◆ Input records
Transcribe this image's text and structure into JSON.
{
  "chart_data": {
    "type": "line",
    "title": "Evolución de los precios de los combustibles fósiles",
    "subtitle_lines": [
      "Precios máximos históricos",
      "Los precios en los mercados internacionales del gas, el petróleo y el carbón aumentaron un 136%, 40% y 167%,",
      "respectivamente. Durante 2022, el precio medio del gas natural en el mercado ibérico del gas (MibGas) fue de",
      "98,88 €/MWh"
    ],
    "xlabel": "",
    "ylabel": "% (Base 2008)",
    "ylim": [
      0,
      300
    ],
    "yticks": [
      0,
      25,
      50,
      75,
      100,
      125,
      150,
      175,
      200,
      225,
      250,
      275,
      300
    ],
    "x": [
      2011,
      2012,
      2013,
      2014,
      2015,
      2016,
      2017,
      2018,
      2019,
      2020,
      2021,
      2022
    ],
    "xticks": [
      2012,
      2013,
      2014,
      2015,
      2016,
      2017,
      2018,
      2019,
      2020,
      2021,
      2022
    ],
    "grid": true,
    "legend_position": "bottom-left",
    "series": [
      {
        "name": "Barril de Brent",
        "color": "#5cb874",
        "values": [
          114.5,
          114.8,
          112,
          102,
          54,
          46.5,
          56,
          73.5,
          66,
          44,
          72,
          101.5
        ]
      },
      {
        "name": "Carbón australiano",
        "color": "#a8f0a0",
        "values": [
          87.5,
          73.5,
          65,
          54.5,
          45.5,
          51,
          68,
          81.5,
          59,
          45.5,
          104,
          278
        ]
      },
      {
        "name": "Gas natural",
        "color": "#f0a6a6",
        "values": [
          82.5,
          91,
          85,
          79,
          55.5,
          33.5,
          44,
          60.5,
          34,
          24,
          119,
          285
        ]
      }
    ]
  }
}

◆ What to produce
Please reproduce all of the entries exactly as they stand.

◆ Final answer
Transcribe this image's text and structure into JSON.
{
  "chart_data": {
    "type": "line",
    "title": "Evolución de los precios de los combustibles fósiles",
    "subtitle_lines": [
      "Precios máximos históricos",
      "Los precios en los mercados internacionales del gas, el petróleo y el carbón aumentaron un 136%, 40% y 167%,",
      "respectivamente. Durante 2022, el precio medio del gas natural en el mercado ibérico del gas (MibGas) fue de",
      "98,88 €/MWh"
    ],
    "xlabel": "",
    "ylabel": "% (Base 2008)",
    "ylim": [
      0,
      300
    ],
    "yticks": [
      0,
      25,
      50,
      75,
      100,
      125,
      150,
      175,
      200,
      225,
      250,
      275,
      300
    ],
    "x": [
      2011,
      2012,
      2013,
      2014,
      2015,
      2016,
      2017,
      2018,
      2019,
      2020,
      2021,
      2022
    ],
    "xticks": [
      2012,
      2013,
      2014,
      2015,
      2016,
      2017,
      2018,
      2019,
      2020,
      2021,
      2022
    ],
    "grid": true,
    "legend_position": "bottom-left",
    "series": [
      {
        "name": "Barril de Brent",
        "color": "#5cb874",
        "values": [
          114.5,
          114.8,
          112,
          102,
          54,
          46.5,
          56,
          73.5,
          66,
          44,
          72,
          101.5
        ]
      },
      {
        "name": "Carbón australiano",
        "color": "#a8f0a0",
        "values": [
          87.5,
          73.5,
          65,
          54.5,
          45.5,
          51,
          68,
          81.5,
          59,
          45.5,
          104,
          278
        ]
      },
      {
        "name": "Gas natural",
        "color": "#f0a6a6",
        "values": [
          82.5,
          91,
          85,
          79,
          55.5,
          33.5,
          44,
          60.5,
          34,
          24,
          119,
          285
        ]
      }
    ]
  }
}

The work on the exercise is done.